Extract the listing below in full, unchanged.

----

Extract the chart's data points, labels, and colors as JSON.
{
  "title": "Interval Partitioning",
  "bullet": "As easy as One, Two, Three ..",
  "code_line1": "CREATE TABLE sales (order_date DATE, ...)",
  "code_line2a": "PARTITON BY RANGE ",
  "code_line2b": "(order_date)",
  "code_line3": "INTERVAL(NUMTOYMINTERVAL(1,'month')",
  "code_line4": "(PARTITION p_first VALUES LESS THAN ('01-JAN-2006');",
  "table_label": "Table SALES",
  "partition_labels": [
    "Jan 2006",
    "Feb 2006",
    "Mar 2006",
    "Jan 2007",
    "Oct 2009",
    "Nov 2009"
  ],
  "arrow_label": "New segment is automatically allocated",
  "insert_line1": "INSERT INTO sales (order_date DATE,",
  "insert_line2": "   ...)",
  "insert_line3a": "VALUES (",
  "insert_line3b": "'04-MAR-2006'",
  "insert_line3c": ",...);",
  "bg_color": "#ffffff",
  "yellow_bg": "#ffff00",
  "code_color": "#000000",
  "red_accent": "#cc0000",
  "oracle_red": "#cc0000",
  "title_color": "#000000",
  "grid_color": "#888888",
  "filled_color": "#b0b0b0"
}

----

--- Task response ---
Extract the chart's data points, labels, and colors as JSON.
{
  "title": "Interval Partitioning",
  "bullet": "As easy as One, Two, Three ..",
  "code_line1": "CREATE TABLE sales (order_date DATE, ...)",
  "code_line2a": "PARTITON BY RANGE ",
  "code_line2b": "(order_date)",
  "code_line3": "INTERVAL(NUMTOYMINTERVAL(1,'month')",
  "code_line4": "(PARTITION p_first VALUES LESS THAN ('01-JAN-2006');",
  "table_label": "Table SALES",
  "partition_labels": [
    "Jan 2006",
    "Feb 2006",
    "Mar 2006",
    "Jan 2007",
    "Oct 2009",
    "Nov 2009"
  ],
  "arrow_label": "New segment is automatically allocated",
  "insert_line1": "INSERT INTO sales (order_date DATE,",
  "insert_line2": "   ...)",
  "insert_line3a": "VALUES (",
  "insert_line3b": "'04-MAR-2006'",
  "insert_line3c": ",...);",
  "bg_color": "#ffffff",
  "yellow_bg": "#ffff00",
  "code_color": "#000000",
  "red_accent": "#cc0000",
  "oracle_red": "#cc0000",
  "title_color": "#000000",
  "grid_color": "#888888",
  "filled_color": "#b0b0b0"
}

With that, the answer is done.